REQUESTS ▸
• a. In the passage on Paraskeva Clark's art education, write out the text from "Petrov-Vodkin had devised" up to and including "of the earth.", replacing "horizon line" with "skyline".
• b. Answer these questions using the passage on Paraskeva Clark's art education:
(i) Who was her landscape painting teacher in Russia?
(ii) In what year, and in what publication, did Petrov-Vodkin publish his "spherical perspective" system?
(iii) Which gallery holds Bathing the Red Horse?
• c. Continue the passage on Paraskeva Clark's art education from its last sentence.

Art Canada Institute, Kuzma Petrov-Vodkin, Self-portrait, 1918
Kuzma Petrov-Vodkin, Self-portrait, 1918, oil on canvas, 71 x 53 cm, State Russian Museum, St. Petersburg.
Art Canada Institute, Paraskeva Clark, Self Portrait, 1925
Paraskeva Clark, Self Portrait, 1925, oil on canvas, 28.3 x 22.2 cm, Art Gallery of Ontario, Toronto.

No examples remain of Paraskeva Plistik’s student work, but the few pieces she made in Paris (1923–30) and her early work in Toronto (1931–36) document her development as an artist. From what she wrote later about her art education, it appears that she learned the fundamentals from her first two teachers in Russia: the landscape painter Savely Zeidenberg (1862–1924) and her composition and life-drawing instructor Vasili Shukhaev (1887–1973). Clark admitted, however, that she struggled with figural composition in Shukhaev’s class, and that his use of thickly applied oils and his sanguine chalk drawings did not appeal to her. It was Kuzma Petrov-Vodkin (1878–1939), her teacher at the Free Art Studio (svoma) in Petrograd for just over a year in 1920–21, who had a deep and lasting influence on her work.

 

Clark was drawn to the classical simplicity in works by Petrov-Vodkin, a formalist-realist painter and follower of Paul Cézanne (1839–1906).  Later in life, she explained that she liked the “reasonable” (rational?) quality in Cézanne and Pablo Picasso (1881–1973).  In Petrov-Vodkin’s class, Plistik learned to construct a head by discerning the smaller geometrical shapes within it.

 

Petrov-Vodkin had devised the “spherical perspective” system—a new method of depicting forms and space that he published in 1933 in Euclidean Space.  According to the Russian artist Kirill Sokolov (1930–2004), it included a complex system of reversed perspective based on Petrov-Vodkin’s study of thirteenth-century Italian painting, icon painting, and Gothic art, and was distinguished by a “planetary” feeling for space (Petrov-Vodkin’s term). In landscapes, the horizon line was placed very high and fell away at the sides of the picture to give the impression of a viewpoint looking down over the curving surface of the earth.

 

Art Canada Institute, Kuzma Petrov-Vodkin, Bathing the Red Horse, 1912
Kuzma Petrov-Vodkin, Bathing the Red Horse, 1912, oil on canvas, 160 x 186 cm, Tretyakov State Gallery, Moscow.

DATA EXTRACT ▸

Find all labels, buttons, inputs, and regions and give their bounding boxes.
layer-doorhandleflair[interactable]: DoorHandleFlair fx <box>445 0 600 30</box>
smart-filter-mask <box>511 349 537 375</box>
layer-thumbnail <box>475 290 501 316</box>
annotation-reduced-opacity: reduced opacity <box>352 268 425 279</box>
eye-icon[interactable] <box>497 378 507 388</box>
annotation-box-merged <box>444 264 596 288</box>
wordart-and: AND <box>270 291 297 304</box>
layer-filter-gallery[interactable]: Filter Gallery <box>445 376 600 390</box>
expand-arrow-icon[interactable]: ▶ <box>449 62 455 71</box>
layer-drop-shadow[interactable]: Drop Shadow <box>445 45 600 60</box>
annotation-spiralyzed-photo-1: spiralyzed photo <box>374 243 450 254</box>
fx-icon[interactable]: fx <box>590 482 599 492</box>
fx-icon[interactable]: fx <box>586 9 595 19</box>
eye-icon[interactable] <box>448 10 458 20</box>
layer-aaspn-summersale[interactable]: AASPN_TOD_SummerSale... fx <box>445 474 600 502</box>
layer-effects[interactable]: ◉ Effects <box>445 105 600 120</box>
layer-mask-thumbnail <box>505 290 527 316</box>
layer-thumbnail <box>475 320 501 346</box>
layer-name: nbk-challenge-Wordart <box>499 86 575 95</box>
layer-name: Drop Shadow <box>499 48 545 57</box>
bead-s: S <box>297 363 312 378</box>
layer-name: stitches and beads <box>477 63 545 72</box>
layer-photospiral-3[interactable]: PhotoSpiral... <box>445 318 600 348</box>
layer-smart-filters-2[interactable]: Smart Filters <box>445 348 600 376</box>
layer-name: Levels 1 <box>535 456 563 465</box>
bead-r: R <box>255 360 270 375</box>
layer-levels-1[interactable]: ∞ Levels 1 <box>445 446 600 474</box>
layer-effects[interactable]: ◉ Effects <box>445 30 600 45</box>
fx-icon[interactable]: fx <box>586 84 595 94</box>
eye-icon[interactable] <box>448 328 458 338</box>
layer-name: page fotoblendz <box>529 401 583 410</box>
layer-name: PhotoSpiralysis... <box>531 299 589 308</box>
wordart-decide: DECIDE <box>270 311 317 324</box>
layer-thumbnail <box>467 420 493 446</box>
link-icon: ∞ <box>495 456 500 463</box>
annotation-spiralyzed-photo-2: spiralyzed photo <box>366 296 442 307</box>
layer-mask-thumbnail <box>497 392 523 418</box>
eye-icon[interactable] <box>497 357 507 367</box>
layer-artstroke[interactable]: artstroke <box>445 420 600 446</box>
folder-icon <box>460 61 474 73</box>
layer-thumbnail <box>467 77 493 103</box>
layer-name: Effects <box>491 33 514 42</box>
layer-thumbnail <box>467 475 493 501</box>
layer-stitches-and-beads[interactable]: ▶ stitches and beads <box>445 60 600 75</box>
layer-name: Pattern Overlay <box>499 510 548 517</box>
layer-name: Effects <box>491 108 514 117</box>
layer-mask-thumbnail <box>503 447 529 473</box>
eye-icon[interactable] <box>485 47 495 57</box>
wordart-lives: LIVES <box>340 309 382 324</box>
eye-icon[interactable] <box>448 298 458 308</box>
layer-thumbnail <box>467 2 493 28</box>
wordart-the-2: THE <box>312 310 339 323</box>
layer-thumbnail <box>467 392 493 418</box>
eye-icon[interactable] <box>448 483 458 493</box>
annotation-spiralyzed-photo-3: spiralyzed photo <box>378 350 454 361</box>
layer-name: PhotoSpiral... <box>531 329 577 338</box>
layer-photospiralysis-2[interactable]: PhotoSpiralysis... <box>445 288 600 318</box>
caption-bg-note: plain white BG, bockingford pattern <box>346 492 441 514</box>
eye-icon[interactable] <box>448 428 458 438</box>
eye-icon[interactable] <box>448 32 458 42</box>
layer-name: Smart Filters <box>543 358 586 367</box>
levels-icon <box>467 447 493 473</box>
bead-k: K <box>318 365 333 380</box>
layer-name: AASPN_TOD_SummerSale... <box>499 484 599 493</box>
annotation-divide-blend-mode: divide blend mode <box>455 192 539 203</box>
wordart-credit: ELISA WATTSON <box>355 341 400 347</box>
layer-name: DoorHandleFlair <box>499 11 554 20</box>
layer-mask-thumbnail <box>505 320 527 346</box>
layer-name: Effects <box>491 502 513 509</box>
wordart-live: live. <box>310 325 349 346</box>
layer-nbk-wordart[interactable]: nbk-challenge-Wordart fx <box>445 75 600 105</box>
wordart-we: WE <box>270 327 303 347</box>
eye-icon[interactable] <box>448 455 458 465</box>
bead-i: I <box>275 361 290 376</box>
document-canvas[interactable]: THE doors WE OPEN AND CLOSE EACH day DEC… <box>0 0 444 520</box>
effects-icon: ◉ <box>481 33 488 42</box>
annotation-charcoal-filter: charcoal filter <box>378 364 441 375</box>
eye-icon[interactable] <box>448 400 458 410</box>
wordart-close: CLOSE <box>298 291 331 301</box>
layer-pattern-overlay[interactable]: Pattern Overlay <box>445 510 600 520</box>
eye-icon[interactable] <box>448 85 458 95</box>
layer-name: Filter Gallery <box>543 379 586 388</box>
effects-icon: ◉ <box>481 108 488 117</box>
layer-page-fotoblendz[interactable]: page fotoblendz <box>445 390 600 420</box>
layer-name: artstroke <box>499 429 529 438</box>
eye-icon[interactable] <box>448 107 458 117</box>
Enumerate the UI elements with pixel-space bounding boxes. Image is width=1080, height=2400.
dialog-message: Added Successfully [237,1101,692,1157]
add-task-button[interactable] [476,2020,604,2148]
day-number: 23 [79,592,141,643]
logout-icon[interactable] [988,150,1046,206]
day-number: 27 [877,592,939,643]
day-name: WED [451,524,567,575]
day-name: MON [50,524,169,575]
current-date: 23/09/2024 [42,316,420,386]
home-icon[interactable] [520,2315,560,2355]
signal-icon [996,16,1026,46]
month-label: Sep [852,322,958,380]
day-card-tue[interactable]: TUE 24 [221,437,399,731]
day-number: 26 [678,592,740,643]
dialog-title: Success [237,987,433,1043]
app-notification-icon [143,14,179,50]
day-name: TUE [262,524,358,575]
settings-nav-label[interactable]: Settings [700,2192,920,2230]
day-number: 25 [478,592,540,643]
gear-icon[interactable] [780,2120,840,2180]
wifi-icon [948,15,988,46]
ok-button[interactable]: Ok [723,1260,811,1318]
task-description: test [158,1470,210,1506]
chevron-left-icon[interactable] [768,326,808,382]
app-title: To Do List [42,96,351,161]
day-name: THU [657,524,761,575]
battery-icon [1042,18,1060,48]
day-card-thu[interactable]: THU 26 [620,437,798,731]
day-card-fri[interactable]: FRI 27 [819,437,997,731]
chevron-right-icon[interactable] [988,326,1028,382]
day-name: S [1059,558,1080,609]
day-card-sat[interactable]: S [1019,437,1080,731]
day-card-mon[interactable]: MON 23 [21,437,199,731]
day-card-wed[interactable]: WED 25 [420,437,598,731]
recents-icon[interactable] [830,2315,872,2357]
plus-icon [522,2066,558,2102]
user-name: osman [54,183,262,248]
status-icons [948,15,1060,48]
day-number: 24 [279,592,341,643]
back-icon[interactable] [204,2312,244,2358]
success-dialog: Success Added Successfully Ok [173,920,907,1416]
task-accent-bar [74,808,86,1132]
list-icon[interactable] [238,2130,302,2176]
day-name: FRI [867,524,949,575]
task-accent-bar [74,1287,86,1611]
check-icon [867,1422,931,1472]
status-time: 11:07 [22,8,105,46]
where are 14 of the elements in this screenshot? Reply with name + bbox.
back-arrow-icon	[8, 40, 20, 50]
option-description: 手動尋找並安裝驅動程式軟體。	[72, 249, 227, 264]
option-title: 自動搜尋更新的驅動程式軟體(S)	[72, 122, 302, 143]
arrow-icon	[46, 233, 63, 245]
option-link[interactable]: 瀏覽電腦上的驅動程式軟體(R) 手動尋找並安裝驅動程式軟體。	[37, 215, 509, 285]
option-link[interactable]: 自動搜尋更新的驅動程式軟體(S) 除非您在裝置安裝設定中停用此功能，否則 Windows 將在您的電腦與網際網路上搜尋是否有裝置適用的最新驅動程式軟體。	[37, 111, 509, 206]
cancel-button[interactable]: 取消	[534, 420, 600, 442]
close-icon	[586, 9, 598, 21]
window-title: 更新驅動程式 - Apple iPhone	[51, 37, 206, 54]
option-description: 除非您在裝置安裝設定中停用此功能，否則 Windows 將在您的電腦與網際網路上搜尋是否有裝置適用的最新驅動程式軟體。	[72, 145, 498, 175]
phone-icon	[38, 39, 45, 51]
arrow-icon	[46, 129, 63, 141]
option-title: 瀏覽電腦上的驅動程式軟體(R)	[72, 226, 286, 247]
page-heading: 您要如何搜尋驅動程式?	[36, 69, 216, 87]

ANSWERS TO THE PROBLEMS ▸
• a.
Petrov-Vodkin had devised the “spherical perspective” system—a new method of depicting forms and space that he published in 1933 in Euclidean Space.  According to the Russian artist Kirill Sokolov (1930–2004), it included a complex system of reversed perspective based on Petrov-Vodkin’s study of thirteenth-century Italian painting, icon painting, and Gothic art, and was distinguished by a “planetary” feeling for space (Petrov-Vodkin’s term). In landscapes, the skyline was placed very high and fell away at the sides of the picture to give the impression of a viewpoint looking down over the curving surface of the earth.

• b.
(i) Savely Zeidenberg
(ii) 1933, in Euclidean Space
(iii) The Tretyakov State Gallery, Moscow

• c.
Art Canada Institute, Paraskeva Clark, Bathing the Horse, c. 1938
Paraskeva Clark, Bathing the Horse, c. 1938, oil on canvas, 50 x 75 cm, location unknown.

 

Petrov-Vodkin’s method took into account the movement of the artist in relation to the object and afforded several viewing points (unlike the classical “one-point perspective” introduced during the Italian Renaissance). It also involved his colour theory (he gave special status to the primary colours red, blue, and yellow), which Sokolov speculates was influenced by Wassily Kandinsky (1866–1944) in addition to earlier art forms. His famous Bathing the Red Horse, 1912, which sums up his theories, inspired Clark’s Bathing the Horse, 1937.  Learning this new method of depicting forms and space, Clark commented: “It seemed like getting new limbs to penetrate into space and to perceive the motion all around and to put it on canvas.  At the time when Clark was studying with Petrov-Vodkin, he was painting austere still lifes.

 

Although Clark’s work at the svoma garnered praise from her teacher,  it is unlikely that she and the other students implemented his theories fully during their careers. Still, many of Clark’s paintings show Petrov-Vodkin’s influence. In the Self-Portrait of 1925, the head is built up out of smaller geometric forms, and the two 1933 portraits, Myself and Philip Clark, Esq., demonstrate the way in which she builds form through colour and structural brushwork. Clark’s pencil sketches of her husband from 1933 are sculptural in quality. She also “sculpts” with paint, appearing more confident in her painting than in her drawing.

 

Art Canada Institute, Paraskeva Clark, Studies of Philip for “Philip Clark, Esq.,” c. 1933
Paraskeva Clark, Studies of Philip for “Philip Clark, Esq.,” c. 1933, graphite on wove paper, 38 x 27.8 cm, Art Gallery of Ontario, Toronto.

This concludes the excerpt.